Stated task:
Extract the complete listing and output it unchanged.

Dataset rows about figures
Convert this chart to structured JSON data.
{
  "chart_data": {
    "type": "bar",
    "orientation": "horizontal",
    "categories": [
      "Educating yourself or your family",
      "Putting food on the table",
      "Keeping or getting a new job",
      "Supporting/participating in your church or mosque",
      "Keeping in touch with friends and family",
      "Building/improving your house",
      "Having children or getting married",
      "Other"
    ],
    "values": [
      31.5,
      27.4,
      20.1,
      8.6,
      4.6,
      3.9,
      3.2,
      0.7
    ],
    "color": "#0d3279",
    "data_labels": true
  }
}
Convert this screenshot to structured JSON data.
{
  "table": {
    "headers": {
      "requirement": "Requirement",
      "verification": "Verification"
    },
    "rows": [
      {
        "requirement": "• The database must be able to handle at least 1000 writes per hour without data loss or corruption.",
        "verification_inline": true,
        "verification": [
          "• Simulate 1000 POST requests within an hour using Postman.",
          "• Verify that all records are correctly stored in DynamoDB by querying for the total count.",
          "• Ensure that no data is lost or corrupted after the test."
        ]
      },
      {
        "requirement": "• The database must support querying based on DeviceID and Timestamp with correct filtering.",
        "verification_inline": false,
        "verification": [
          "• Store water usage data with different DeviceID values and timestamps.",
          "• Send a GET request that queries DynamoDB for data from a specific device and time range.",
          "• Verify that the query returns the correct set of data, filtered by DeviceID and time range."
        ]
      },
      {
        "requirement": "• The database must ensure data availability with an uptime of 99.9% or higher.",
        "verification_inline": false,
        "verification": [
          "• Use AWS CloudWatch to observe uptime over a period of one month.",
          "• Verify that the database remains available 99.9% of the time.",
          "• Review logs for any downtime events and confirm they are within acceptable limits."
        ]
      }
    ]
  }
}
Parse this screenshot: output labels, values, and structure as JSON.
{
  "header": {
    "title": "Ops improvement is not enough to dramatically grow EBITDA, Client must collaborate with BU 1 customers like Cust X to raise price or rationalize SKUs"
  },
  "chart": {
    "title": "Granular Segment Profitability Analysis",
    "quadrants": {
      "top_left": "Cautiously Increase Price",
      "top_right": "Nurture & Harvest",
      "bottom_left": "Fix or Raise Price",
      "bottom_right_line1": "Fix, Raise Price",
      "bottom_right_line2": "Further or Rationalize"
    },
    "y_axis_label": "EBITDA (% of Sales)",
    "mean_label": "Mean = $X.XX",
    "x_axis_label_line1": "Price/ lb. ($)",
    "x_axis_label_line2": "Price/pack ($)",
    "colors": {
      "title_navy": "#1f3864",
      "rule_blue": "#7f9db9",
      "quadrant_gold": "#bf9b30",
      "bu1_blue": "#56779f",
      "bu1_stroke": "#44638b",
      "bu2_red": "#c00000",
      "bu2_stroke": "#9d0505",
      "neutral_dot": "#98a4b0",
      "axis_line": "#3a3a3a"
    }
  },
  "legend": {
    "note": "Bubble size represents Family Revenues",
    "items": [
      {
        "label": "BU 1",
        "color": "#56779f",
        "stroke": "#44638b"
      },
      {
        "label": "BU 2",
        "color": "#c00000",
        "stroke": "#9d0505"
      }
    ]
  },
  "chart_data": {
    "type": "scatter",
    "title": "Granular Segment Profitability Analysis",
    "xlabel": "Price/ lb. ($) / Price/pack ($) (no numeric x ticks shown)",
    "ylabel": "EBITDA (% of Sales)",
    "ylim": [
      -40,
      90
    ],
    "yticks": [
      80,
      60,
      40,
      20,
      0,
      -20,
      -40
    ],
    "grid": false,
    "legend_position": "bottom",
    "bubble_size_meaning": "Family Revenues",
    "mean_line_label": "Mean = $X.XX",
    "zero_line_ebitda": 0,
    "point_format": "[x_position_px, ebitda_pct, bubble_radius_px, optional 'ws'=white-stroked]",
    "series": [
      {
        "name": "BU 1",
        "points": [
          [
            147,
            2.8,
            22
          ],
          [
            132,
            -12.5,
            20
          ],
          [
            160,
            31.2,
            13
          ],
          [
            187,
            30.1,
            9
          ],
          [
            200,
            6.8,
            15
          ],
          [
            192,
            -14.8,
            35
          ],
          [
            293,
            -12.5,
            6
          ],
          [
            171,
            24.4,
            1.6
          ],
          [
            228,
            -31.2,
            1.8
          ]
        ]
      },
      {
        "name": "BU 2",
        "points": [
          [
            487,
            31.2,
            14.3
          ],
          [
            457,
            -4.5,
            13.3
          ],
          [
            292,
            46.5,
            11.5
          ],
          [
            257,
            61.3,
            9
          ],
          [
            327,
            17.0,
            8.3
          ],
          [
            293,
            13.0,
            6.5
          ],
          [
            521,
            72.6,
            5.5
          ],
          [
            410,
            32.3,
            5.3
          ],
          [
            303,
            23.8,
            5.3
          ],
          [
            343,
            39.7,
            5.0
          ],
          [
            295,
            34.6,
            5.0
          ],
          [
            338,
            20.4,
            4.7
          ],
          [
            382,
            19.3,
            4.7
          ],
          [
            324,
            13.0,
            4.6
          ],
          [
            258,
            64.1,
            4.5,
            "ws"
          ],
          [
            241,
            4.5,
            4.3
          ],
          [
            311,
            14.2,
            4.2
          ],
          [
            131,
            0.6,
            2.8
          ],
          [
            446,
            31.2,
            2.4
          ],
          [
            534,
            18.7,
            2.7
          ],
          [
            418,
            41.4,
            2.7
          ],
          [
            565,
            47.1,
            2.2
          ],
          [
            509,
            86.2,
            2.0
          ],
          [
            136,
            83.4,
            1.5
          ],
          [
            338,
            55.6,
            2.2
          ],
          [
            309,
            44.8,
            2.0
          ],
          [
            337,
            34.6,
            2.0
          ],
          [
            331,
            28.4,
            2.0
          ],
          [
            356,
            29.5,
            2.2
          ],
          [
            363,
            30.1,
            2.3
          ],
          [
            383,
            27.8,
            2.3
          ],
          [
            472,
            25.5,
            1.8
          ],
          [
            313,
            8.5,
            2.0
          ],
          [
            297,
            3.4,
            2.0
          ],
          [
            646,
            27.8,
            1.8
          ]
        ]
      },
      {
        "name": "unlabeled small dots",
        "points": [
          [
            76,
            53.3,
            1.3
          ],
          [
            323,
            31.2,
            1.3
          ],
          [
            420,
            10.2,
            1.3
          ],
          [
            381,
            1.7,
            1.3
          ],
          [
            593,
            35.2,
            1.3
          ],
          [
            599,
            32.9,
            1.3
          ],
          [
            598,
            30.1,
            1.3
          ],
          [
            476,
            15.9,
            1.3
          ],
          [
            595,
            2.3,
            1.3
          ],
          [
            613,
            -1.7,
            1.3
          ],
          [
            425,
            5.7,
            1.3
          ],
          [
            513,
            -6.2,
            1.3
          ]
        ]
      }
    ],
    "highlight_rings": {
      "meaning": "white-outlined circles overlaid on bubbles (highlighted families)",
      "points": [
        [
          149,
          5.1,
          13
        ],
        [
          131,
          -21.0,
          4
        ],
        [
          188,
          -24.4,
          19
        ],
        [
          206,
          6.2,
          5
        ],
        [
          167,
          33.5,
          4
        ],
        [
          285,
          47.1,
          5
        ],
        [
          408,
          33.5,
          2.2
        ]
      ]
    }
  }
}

Complete answer:
Convert this chart to structured JSON data.
{
  "chart_data": {
    "type": "bar",
    "orientation": "horizontal",
    "categories": [
      "Educating yourself or your family",
      "Putting food on the table",
      "Keeping or getting a new job",
      "Supporting/participating in your church or mosque",
      "Keeping in touch with friends and family",
      "Building/improving your house",
      "Having children or getting married",
      "Other"
    ],
    "values": [
      31.5,
      27.4,
      20.1,
      8.6,
      4.6,
      3.9,
      3.2,
      0.7
    ],
    "color": "#0d3279",
    "data_labels": true
  }
}
Convert this screenshot to structured JSON data.
{
  "table": {
    "headers": {
      "requirement": "Requirement",
      "verification": "Verification"
    },
    "rows": [
      {
        "requirement": "• The database must be able to handle at least 1000 writes per hour without data loss or corruption.",
        "verification_inline": true,
        "verification": [
          "• Simulate 1000 POST requests within an hour using Postman.",
          "• Verify that all records are correctly stored in DynamoDB by querying for the total count.",
          "• Ensure that no data is lost or corrupted after the test."
        ]
      },
      {
        "requirement": "• The database must support querying based on DeviceID and Timestamp with correct filtering.",
        "verification_inline": false,
        "verification": [
          "• Store water usage data with different DeviceID values and timestamps.",
          "• Send a GET request that queries DynamoDB for data from a specific device and time range.",
          "• Verify that the query returns the correct set of data, filtered by DeviceID and time range."
        ]
      },
      {
        "requirement": "• The database must ensure data availability with an uptime of 99.9% or higher.",
        "verification_inline": false,
        "verification": [
          "• Use AWS CloudWatch to observe uptime over a period of one month.",
          "• Verify that the database remains available 99.9% of the time.",
          "• Review logs for any downtime events and confirm they are within acceptable limits."
        ]
      }
    ]
  }
}
Parse this screenshot: output labels, values, and structure as JSON.
{
  "header": {
    "title": "Ops improvement is not enough to dramatically grow EBITDA, Client must collaborate with BU 1 customers like Cust X to raise price or rationalize SKUs"
  },
  "chart": {
    "title": "Granular Segment Profitability Analysis",
    "quadrants": {
      "top_left": "Cautiously Increase Price",
      "top_right": "Nurture & Harvest",
      "bottom_left": "Fix or Raise Price",
      "bottom_right_line1": "Fix, Raise Price",
      "bottom_right_line2": "Further or Rationalize"
    },
    "y_axis_label": "EBITDA (% of Sales)",
    "mean_label": "Mean = $X.XX",
    "x_axis_label_line1": "Price/ lb. ($)",
    "x_axis_label_line2": "Price/pack ($)",
    "colors": {
      "title_navy": "#1f3864",
      "rule_blue": "#7f9db9",
      "quadrant_gold": "#bf9b30",
      "bu1_blue": "#56779f",
      "bu1_stroke": "#44638b",
      "bu2_red": "#c00000",
      "bu2_stroke": "#9d0505",
      "neutral_dot": "#98a4b0",
      "axis_line": "#3a3a3a"
    }
  },
  "legend": {
    "note": "Bubble size represents Family Revenues",
    "items": [
      {
        "label": "BU 1",
        "color": "#56779f",
        "stroke": "#44638b"
      },
      {
        "label": "BU 2",
        "color": "#c00000",
        "stroke": "#9d0505"
      }
    ]
  },
  "chart_data": {
    "type": "scatter",
    "title": "Granular Segment Profitability Analysis",
    "xlabel": "Price/ lb. ($) / Price/pack ($) (no numeric x ticks shown)",
    "ylabel": "EBITDA (% of Sales)",
    "ylim": [
      -40,
      90
    ],
    "yticks": [
      80,
      60,
      40,
      20,
      0,
      -20,
      -40
    ],
    "grid": false,
    "legend_position": "bottom",
    "bubble_size_meaning": "Family Revenues",
    "mean_line_label": "Mean = $X.XX",
    "zero_line_ebitda": 0,
    "point_format": "[x_position_px, ebitda_pct, bubble_radius_px, optional 'ws'=white-stroked]",
    "series": [
      {
        "name": "BU 1",
        "points": [
          [
            147,
            2.8,
            22
          ],
          [
            132,
            -12.5,
            20
          ],
          [
            160,
            31.2,
            13
          ],
          [
            187,
            30.1,
            9
          ],
          [
            200,
            6.8,
            15
          ],
          [
            192,
            -14.8,
            35
          ],
          [
            293,
            -12.5,
            6
          ],
          [
            171,
            24.4,
            1.6
          ],
          [
            228,
            -31.2,
            1.8
          ]
        ]
      },
      {
        "name": "BU 2",
        "points": [
          [
            487,
            31.2,
            14.3
          ],
          [
            457,
            -4.5,
            13.3
          ],
          [
            292,
            46.5,
            11.5
          ],
          [
            257,
            61.3,
            9
          ],
          [
            327,
            17.0,
            8.3
          ],
          [
            293,
            13.0,
            6.5
          ],
          [
            521,
            72.6,
            5.5
          ],
          [
            410,
            32.3,
            5.3
          ],
          [
            303,
            23.8,
            5.3
          ],
          [
            343,
            39.7,
            5.0
          ],
          [
            295,
            34.6,
            5.0
          ],
          [
            338,
            20.4,
            4.7
          ],
          [
            382,
            19.3,
            4.7
          ],
          [
            324,
            13.0,
            4.6
          ],
          [
            258,
            64.1,
            4.5,
            "ws"
          ],
          [
            241,
            4.5,
            4.3
          ],
          [
            311,
            14.2,
            4.2
          ],
          [
            131,
            0.6,
            2.8
          ],
          [
            446,
            31.2,
            2.4
          ],
          [
            534,
            18.7,
            2.7
          ],
          [
            418,
            41.4,
            2.7
          ],
          [
            565,
            47.1,
            2.2
          ],
          [
            509,
            86.2,
            2.0
          ],
          [
            136,
            83.4,
            1.5
          ],
          [
            338,
            55.6,
            2.2
          ],
          [
            309,
            44.8,
            2.0
          ],
          [
            337,
            34.6,
            2.0
          ],
          [
            331,
            28.4,
            2.0
          ],
          [
            356,
            29.5,
            2.2
          ],
          [
            363,
            30.1,
            2.3
          ],
          [
            383,
            27.8,
            2.3
          ],
          [
            472,
            25.5,
            1.8
          ],
          [
            313,
            8.5,
            2.0
          ],
          [
            297,
            3.4,
            2.0
          ],
          [
            646,
            27.8,
            1.8
          ]
        ]
      },
      {
        "name": "unlabeled small dots",
        "points": [
          [
            76,
            53.3,
            1.3
          ],
          [
            323,
            31.2,
            1.3
          ],
          [
            420,
            10.2,
            1.3
          ],
          [
            381,
            1.7,
            1.3
          ],
          [
            593,
            35.2,
            1.3
          ],
          [
            599,
            32.9,
            1.3
          ],
          [
            598,
            30.1,
            1.3
          ],
          [
            476,
            15.9,
            1.3
          ],
          [
            595,
            2.3,
            1.3
          ],
          [
            613,
            -1.7,
            1.3
          ],
          [
            425,
            5.7,
            1.3
          ],
          [
            513,
            -6.2,
            1.3
          ]
        ]
      }
    ],
    "highlight_rings": {
      "meaning": "white-outlined circles overlaid on bubbles (highlighted families)",
      "points": [
        [
          149,
          5.1,
          13
        ],
        [
          131,
          -21.0,
          4
        ],
        [
          188,
          -24.4,
          19
        ],
        [
          206,
          6.2,
          5
        ],
        [
          167,
          33.5,
          4
        ],
        [
          285,
          47.1,
          5
        ],
        [
          408,
          33.5,
          2.2
        ]
      ]
    }
  }
}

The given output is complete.